#### WHAT YOU HAVE TO DO
Extract the lines that carry the string "structured" from the listing.

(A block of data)
^^^^
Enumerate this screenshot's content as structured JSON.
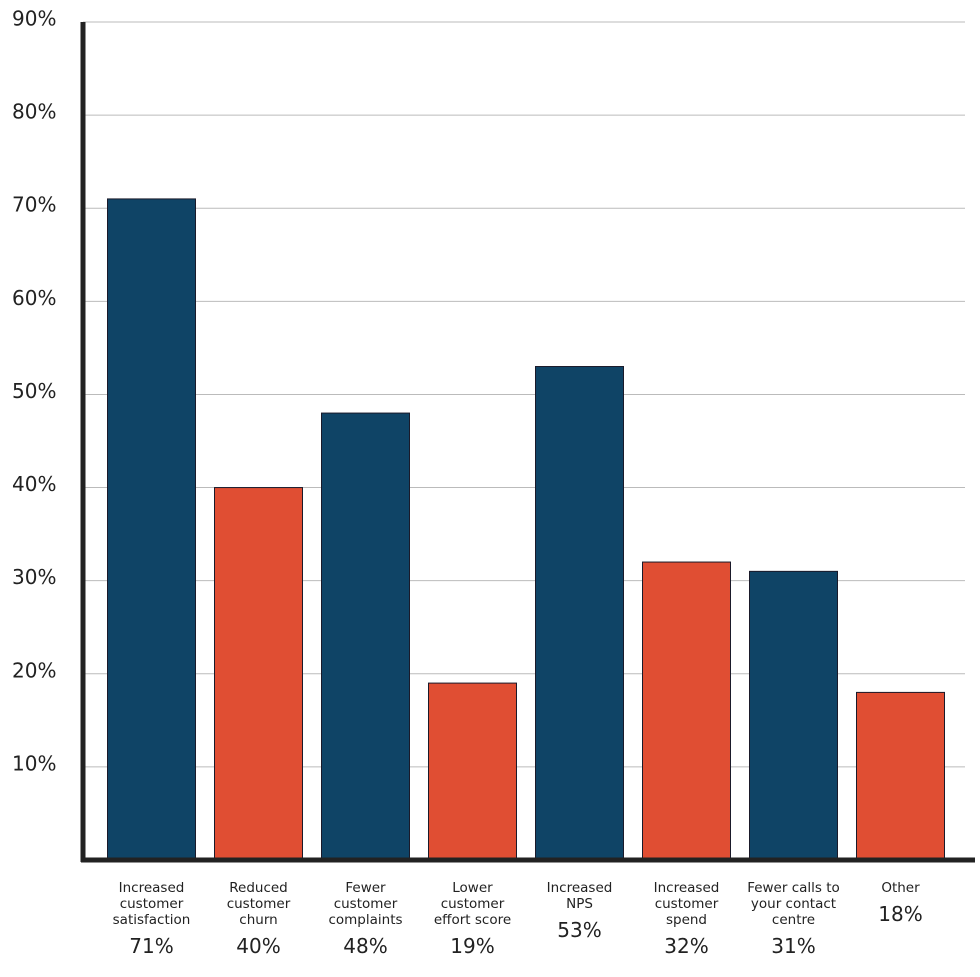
{
  "chart_data": {
    "type": "bar",
    "categories": [
      "Increased customer satisfaction",
      "Reduced customer churn",
      "Fewer customer complaints",
      "Lower customer effort score",
      "Increased NPS",
      "Increased customer spend",
      "Fewer calls to your contact centre",
      "Other"
    ],
    "values": [
      71,
      40,
      48,
      19,
      53,
      32,
      31,
      18
    ],
    "value_labels": [
      "71%",
      "40%",
      "48%",
      "19%",
      "53%",
      "32%",
      "31%",
      "18%"
    ],
    "colors": [
      "#0f4466",
      "#e04e33",
      "#0f4466",
      "#e04e33",
      "#0f4466",
      "#e04e33",
      "#0f4466",
      "#e04e33"
    ],
    "ylim": [
      0,
      90
    ],
    "yticks": [
      {
        "value": 10,
        "label": "10%"
      },
      {
        "value": 20,
        "label": "20%"
      },
      {
        "value": 30,
        "label": "30%"
      },
      {
        "value": 40,
        "label": "40%"
      },
      {
        "value": 50,
        "label": "50%"
      },
      {
        "value": 60,
        "label": "60%"
      },
      {
        "value": 70,
        "label": "70%"
      },
      {
        "value": 80,
        "label": "80%"
      },
      {
        "value": 90,
        "label": "90%"
      }
    ],
    "grid": true
  }
}
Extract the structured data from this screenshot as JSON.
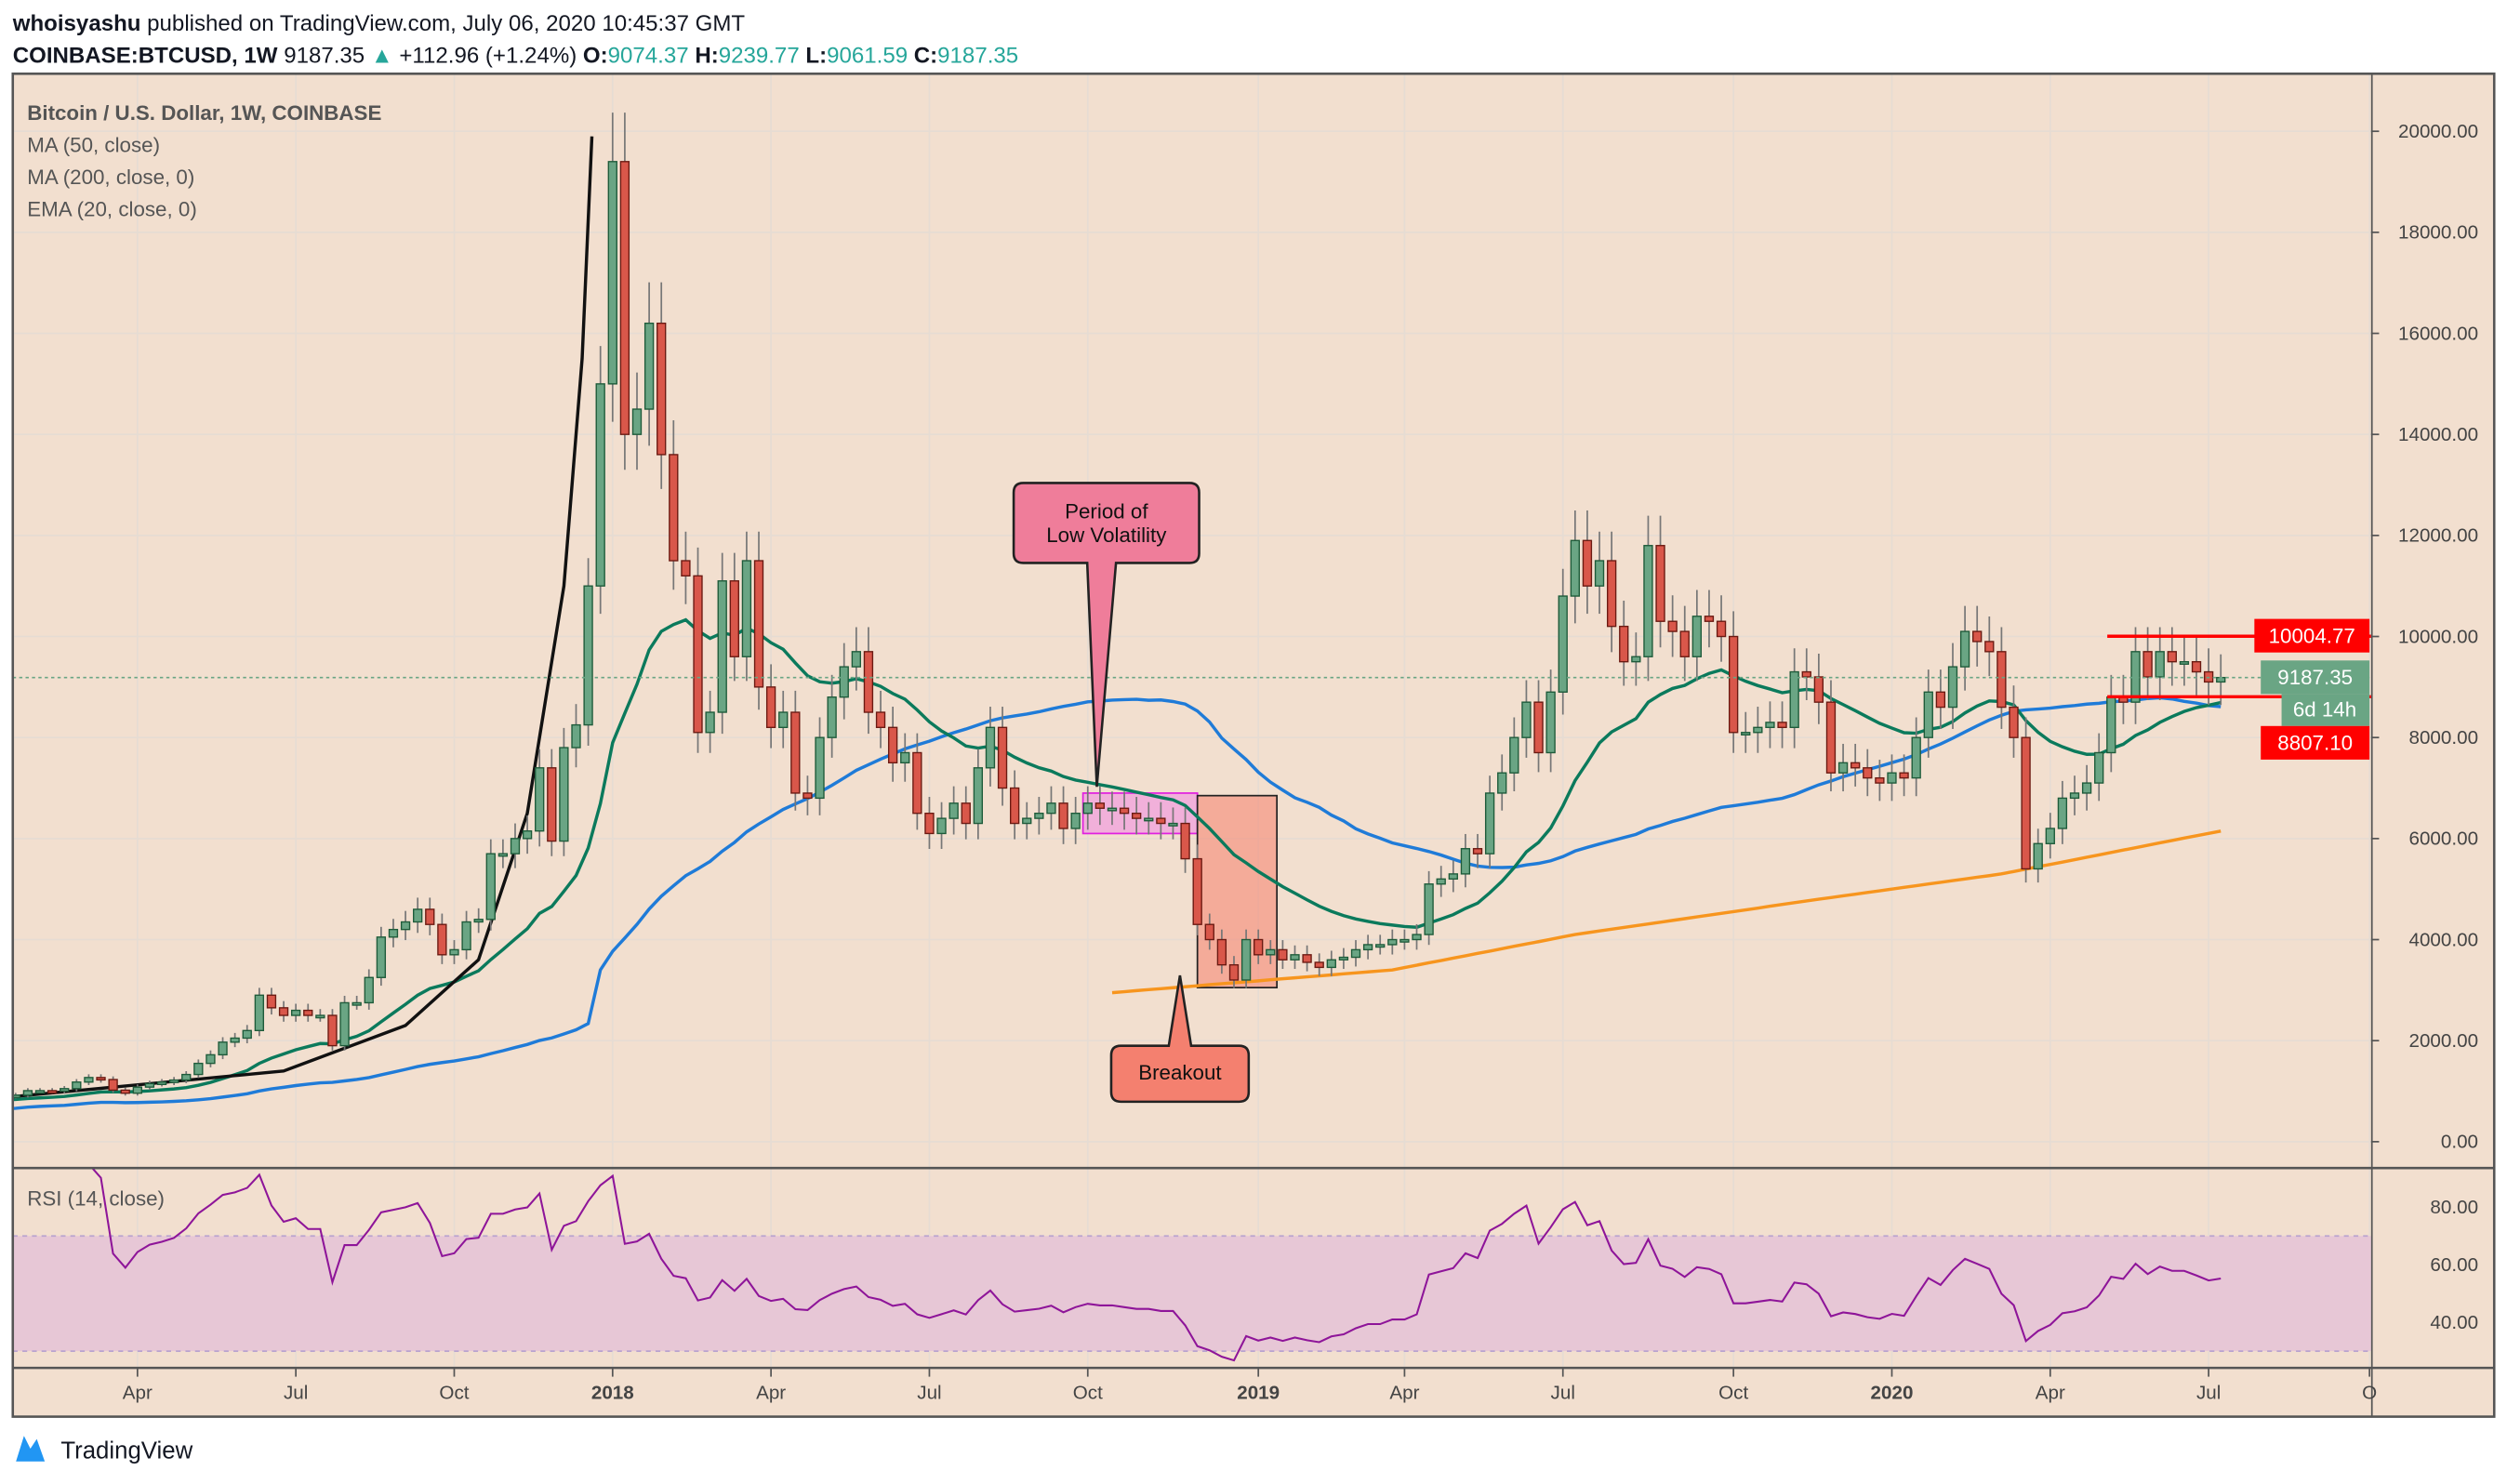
{
  "header": {
    "author": "whoisyashu",
    "published": "published on TradingView.com, July 06, 2020 10:45:37 GMT",
    "symbol": "COINBASE:BTCUSD, 1W",
    "last": "9187.35",
    "change": "+112.96 (+1.24%)",
    "o_label": "O:",
    "o": "9074.37",
    "h_label": "H:",
    "h": "9239.77",
    "l_label": "L:",
    "l": "9061.59",
    "c_label": "C:",
    "c": "9187.35"
  },
  "legend": {
    "title": "Bitcoin / U.S. Dollar, 1W, COINBASE",
    "ma50": "MA (50, close)",
    "ma200": "MA (200, close, 0)",
    "ema20": "EMA (20, close, 0)",
    "rsi": "RSI (14, close)"
  },
  "price_labels": {
    "resistance": "10004.77",
    "last": "9187.35",
    "countdown": "6d 14h",
    "support": "8807.10"
  },
  "annotations": {
    "low_vol_line1": "Period of",
    "low_vol_line2": "Low Volatility",
    "breakout": "Breakout"
  },
  "branding": {
    "logo_text": "TradingView"
  },
  "colors": {
    "background": "#f2dfcf",
    "up": "#6aa584",
    "down": "#d9574a",
    "ma50": "#1f7bd8",
    "ma200": "#f7951e",
    "ema20": "#0b7a5c",
    "rsi": "#8e1599",
    "level": "#ff0000"
  },
  "chart_data": {
    "type": "candlestick",
    "title": "Bitcoin / U.S. Dollar, 1W, COINBASE",
    "ylim": [
      0,
      21000
    ],
    "y_ticks": [
      "0.00",
      "2000.00",
      "4000.00",
      "6000.00",
      "8000.00",
      "10000.00",
      "12000.00",
      "14000.00",
      "16000.00",
      "18000.00",
      "20000.00"
    ],
    "y_tick_values": [
      0,
      2000,
      4000,
      6000,
      8000,
      10000,
      12000,
      14000,
      16000,
      18000,
      20000
    ],
    "x_ticks": [
      "Apr",
      "Jul",
      "Oct",
      "2018",
      "Apr",
      "Jul",
      "Oct",
      "2019",
      "Apr",
      "Jul",
      "Oct",
      "2020",
      "Apr",
      "Jul",
      "O"
    ],
    "x_tick_week_index": [
      12,
      25,
      38,
      51,
      64,
      77,
      90,
      104,
      116,
      129,
      143,
      156,
      169,
      182,
      194
    ],
    "weekly_closes": [
      820,
      900,
      920,
      1010,
      1010,
      1000,
      1050,
      1180,
      1270,
      1230,
      1020,
      960,
      1080,
      1150,
      1180,
      1220,
      1330,
      1550,
      1720,
      1970,
      2050,
      2200,
      2900,
      2650,
      2500,
      2600,
      2500,
      2500,
      1900,
      2750,
      2750,
      3250,
      4050,
      4200,
      4350,
      4600,
      4300,
      3700,
      3800,
      4350,
      4400,
      5700,
      5700,
      6000,
      6150,
      7400,
      5950,
      7800,
      8250,
      11000,
      15000,
      19400,
      14000,
      14500,
      16200,
      13600,
      11500,
      11200,
      8100,
      8500,
      11100,
      9600,
      11500,
      9000,
      8200,
      8500,
      6900,
      6800,
      8000,
      8800,
      9400,
      9700,
      8500,
      8200,
      7500,
      7700,
      6500,
      6100,
      6400,
      6700,
      6300,
      7400,
      8200,
      7000,
      6300,
      6400,
      6500,
      6700,
      6200,
      6500,
      6700,
      6600,
      6600,
      6500,
      6400,
      6400,
      6300,
      6300,
      5600,
      4300,
      4000,
      3500,
      3200,
      4000,
      3700,
      3800,
      3600,
      3700,
      3550,
      3450,
      3600,
      3650,
      3800,
      3900,
      3900,
      4000,
      4000,
      4100,
      5100,
      5200,
      5300,
      5800,
      5700,
      6900,
      7300,
      8000,
      8700,
      7700,
      8900,
      10800,
      11900,
      11000,
      11500,
      10200,
      9500,
      9600,
      11800,
      10300,
      10100,
      9600,
      10400,
      10300,
      10000,
      8100,
      8100,
      8200,
      8300,
      8200,
      9300,
      9200,
      8700,
      7300,
      7500,
      7400,
      7200,
      7100,
      7300,
      7200,
      8000,
      8900,
      8600,
      9400,
      10100,
      9900,
      9700,
      8600,
      8000,
      5400,
      5900,
      6200,
      6800,
      6900,
      7100,
      7700,
      8800,
      8700,
      9700,
      9200,
      9700,
      9500,
      9500,
      9300,
      9100,
      9187.35
    ],
    "ma200_points": [
      [
        92,
        2950
      ],
      [
        115,
        3400
      ],
      [
        130,
        4100
      ],
      [
        150,
        4800
      ],
      [
        165,
        5300
      ],
      [
        183,
        6150
      ]
    ],
    "parabola_points": [
      [
        0,
        850
      ],
      [
        24,
        1400
      ],
      [
        34,
        2300
      ],
      [
        40,
        3600
      ],
      [
        44,
        6500
      ],
      [
        47,
        11000
      ],
      [
        48.5,
        15500
      ],
      [
        49.3,
        19900
      ]
    ],
    "levels": [
      10004.77,
      8807.1
    ],
    "last_price": 9187.35,
    "rsi": {
      "period": 14,
      "ylim": [
        20,
        95
      ],
      "band": [
        30,
        70
      ],
      "ticks": [
        "40.00",
        "60.00",
        "80.00"
      ],
      "tick_values": [
        40,
        60,
        80
      ]
    },
    "low_volatility_range": {
      "from_week": 90,
      "to_week": 99,
      "low": 6100,
      "high": 6900
    },
    "breakout_range": {
      "from_week": 99,
      "to_week": 105,
      "low": 3050,
      "high": 6850
    }
  }
}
^^^^
#### FULL SOLUTION
Enumerate this screenshot's content as structured JSON.
Extract the structured data from this screenshot as JSON.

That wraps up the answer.